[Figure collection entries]
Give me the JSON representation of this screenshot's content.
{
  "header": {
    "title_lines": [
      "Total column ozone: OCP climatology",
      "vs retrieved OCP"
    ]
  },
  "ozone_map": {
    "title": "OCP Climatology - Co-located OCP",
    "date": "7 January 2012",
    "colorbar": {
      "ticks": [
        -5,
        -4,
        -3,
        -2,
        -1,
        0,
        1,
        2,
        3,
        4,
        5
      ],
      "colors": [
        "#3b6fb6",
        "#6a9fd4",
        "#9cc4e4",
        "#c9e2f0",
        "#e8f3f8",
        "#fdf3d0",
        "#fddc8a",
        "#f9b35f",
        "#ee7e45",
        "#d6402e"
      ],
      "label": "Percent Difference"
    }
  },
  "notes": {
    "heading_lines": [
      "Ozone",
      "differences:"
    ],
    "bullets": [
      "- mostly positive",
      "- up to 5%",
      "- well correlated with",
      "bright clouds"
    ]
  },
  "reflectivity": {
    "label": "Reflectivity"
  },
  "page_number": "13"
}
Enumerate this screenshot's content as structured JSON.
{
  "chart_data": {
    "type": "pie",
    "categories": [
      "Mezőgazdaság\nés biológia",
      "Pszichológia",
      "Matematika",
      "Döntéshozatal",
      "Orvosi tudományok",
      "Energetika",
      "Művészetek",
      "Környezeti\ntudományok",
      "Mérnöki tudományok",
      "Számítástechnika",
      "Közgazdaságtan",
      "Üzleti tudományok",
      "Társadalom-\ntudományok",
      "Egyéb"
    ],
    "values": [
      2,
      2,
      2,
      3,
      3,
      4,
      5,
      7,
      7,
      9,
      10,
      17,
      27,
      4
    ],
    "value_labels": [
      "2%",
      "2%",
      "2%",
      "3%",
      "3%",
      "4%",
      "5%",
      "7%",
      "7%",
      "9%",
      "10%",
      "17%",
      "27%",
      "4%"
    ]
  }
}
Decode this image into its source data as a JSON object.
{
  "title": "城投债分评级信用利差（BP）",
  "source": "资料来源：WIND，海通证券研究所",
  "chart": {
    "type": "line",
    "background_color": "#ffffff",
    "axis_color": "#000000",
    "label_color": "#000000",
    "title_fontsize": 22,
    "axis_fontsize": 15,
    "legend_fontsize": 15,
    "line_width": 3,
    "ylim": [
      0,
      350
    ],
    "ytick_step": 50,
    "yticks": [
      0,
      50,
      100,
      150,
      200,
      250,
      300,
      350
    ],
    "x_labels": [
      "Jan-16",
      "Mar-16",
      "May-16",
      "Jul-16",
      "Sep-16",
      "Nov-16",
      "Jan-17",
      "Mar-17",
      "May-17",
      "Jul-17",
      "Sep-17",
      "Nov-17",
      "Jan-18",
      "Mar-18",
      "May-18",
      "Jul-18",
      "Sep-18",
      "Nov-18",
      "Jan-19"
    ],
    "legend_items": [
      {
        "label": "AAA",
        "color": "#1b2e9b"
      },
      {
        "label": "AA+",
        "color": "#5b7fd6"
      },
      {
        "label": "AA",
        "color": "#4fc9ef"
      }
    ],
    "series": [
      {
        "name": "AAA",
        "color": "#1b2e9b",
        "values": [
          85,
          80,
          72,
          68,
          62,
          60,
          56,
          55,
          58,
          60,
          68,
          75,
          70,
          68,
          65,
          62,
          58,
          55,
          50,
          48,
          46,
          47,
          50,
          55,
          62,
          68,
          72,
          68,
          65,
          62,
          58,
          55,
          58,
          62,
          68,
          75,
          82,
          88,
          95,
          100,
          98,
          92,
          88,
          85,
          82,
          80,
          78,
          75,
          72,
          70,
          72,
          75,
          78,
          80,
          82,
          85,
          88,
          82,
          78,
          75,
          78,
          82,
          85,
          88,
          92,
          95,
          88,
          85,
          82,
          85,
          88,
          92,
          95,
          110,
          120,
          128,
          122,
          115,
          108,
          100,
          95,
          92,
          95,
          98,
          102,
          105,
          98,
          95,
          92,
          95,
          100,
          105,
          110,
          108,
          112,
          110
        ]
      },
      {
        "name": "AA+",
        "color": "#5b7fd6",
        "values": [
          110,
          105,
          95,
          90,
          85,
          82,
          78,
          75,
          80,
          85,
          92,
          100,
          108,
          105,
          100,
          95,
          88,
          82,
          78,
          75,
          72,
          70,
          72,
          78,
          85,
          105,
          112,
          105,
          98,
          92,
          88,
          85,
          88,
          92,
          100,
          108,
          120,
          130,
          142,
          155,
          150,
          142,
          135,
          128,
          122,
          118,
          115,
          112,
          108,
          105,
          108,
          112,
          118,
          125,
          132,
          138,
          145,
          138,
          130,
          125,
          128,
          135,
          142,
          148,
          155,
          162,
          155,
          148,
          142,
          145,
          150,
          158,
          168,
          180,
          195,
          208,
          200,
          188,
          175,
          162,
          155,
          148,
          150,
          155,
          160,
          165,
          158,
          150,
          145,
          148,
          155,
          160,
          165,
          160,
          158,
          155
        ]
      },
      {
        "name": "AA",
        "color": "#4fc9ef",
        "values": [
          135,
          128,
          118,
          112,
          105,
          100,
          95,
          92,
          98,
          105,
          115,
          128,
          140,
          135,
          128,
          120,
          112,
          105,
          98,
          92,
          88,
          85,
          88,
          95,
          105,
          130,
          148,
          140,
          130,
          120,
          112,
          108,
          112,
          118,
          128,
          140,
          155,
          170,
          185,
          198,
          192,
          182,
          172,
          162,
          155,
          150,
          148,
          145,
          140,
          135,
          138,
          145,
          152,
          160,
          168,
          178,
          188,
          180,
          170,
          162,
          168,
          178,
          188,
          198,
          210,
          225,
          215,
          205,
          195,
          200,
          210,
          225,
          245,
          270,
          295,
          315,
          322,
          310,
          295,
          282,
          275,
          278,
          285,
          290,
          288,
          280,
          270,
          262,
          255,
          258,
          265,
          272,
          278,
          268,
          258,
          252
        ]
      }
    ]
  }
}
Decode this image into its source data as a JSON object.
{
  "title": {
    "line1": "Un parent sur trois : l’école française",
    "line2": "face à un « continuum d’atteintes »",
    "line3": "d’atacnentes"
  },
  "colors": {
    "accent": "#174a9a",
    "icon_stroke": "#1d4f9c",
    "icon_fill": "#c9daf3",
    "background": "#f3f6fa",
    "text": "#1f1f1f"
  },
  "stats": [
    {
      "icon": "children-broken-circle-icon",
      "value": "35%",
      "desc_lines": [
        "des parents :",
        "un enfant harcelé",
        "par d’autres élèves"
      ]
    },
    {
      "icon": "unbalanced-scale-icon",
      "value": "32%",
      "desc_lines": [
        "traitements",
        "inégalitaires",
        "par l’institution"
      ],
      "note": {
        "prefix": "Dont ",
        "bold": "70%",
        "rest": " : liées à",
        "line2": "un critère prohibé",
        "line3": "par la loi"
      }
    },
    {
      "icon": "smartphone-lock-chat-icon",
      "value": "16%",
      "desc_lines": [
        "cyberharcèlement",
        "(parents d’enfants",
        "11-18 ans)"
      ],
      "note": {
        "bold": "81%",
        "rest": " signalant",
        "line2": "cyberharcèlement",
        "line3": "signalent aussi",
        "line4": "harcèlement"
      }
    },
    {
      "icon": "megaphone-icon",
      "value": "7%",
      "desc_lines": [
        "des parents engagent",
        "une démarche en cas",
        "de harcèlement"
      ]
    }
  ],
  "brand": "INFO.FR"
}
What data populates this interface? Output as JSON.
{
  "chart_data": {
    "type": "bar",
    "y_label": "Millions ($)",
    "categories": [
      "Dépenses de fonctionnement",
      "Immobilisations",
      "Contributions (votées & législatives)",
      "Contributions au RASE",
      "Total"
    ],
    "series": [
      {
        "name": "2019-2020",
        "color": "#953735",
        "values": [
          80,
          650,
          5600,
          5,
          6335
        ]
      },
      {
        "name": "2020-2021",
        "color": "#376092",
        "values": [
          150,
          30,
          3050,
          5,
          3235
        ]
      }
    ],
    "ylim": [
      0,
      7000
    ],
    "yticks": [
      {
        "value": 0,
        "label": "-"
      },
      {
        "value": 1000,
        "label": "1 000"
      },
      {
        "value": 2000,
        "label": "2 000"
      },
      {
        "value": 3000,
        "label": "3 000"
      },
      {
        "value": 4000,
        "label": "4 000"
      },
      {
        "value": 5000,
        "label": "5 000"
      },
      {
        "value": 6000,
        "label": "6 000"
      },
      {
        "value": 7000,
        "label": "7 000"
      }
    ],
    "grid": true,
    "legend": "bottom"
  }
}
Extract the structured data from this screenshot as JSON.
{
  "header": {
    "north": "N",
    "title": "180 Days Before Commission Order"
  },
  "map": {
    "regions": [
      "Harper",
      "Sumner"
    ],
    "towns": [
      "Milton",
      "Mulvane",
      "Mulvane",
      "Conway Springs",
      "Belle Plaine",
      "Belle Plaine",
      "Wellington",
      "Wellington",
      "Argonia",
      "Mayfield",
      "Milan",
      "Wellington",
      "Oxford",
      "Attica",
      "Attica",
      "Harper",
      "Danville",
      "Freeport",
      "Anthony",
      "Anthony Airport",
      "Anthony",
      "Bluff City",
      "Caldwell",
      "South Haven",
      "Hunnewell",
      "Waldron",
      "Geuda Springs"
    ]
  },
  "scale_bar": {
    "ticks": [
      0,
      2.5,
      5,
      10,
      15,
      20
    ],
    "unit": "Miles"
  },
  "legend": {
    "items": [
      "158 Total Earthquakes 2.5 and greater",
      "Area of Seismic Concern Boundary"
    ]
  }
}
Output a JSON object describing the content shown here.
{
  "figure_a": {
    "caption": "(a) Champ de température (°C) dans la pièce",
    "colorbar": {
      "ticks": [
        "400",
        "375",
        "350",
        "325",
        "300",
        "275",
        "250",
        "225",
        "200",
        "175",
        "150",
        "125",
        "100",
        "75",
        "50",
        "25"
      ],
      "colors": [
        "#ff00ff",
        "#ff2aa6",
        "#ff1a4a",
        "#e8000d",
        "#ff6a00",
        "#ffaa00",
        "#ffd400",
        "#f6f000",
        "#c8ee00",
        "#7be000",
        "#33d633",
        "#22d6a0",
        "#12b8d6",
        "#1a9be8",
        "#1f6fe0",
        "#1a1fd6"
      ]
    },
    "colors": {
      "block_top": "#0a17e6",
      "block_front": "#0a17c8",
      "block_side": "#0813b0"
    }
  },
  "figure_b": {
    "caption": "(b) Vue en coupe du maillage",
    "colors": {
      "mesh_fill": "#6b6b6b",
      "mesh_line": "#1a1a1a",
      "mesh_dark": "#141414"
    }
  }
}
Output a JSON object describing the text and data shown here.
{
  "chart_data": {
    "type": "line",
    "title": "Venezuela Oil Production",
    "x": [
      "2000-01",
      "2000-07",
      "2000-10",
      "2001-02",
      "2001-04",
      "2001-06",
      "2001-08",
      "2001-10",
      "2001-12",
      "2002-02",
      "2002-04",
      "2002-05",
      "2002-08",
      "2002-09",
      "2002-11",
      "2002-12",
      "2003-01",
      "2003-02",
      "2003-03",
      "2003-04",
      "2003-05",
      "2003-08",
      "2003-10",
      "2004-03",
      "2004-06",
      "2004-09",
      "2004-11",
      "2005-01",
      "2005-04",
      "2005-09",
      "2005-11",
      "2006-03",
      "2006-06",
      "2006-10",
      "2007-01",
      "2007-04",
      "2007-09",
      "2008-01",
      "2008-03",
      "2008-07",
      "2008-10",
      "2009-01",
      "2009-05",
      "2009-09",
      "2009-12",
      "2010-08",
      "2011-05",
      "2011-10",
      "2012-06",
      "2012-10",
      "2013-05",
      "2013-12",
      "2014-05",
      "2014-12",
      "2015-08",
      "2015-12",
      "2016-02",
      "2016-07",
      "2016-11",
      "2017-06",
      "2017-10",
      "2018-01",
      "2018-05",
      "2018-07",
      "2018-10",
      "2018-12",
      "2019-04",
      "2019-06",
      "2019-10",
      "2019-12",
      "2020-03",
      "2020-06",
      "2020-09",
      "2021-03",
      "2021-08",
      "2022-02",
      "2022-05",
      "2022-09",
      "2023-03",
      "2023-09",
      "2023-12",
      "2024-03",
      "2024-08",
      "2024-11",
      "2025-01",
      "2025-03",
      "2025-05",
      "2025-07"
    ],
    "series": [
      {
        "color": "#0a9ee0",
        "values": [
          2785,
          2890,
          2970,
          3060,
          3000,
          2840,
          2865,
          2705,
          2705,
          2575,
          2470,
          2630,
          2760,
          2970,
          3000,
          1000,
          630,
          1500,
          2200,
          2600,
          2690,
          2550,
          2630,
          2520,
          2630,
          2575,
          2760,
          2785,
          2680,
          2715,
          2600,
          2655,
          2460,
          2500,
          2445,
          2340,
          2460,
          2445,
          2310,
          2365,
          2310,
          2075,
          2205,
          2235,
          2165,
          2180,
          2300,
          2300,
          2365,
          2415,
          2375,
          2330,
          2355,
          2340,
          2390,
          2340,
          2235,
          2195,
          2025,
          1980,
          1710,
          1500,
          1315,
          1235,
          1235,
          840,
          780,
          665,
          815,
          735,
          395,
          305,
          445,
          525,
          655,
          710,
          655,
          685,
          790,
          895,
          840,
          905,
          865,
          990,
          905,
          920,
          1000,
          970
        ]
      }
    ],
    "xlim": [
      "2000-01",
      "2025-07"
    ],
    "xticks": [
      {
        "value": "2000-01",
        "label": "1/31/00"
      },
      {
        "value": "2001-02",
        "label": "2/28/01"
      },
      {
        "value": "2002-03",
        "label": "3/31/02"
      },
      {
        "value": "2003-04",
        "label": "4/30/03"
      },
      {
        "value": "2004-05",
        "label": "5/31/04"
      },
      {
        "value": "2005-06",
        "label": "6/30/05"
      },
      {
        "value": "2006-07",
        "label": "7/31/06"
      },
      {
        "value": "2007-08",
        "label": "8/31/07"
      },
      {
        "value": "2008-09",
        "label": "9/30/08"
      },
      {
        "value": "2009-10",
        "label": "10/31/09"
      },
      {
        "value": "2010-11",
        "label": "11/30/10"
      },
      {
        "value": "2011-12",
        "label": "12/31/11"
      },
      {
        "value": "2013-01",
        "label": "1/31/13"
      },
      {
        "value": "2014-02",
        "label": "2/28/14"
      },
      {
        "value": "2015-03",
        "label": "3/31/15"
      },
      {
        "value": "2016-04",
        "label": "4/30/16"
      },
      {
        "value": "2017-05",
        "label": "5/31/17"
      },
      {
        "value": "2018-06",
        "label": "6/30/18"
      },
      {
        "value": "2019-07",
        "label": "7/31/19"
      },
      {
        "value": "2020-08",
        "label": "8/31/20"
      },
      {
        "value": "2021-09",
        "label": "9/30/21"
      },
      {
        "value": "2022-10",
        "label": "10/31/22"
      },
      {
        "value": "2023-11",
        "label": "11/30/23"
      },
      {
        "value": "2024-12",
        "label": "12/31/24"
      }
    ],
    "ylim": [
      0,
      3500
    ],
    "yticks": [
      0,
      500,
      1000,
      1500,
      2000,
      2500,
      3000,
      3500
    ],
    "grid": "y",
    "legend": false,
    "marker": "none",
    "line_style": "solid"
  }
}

▶ _Exercise prompt_
Among these entries, how many lines include the string "shown"? Reply with the number by itself.

▶ _Solved problem_
2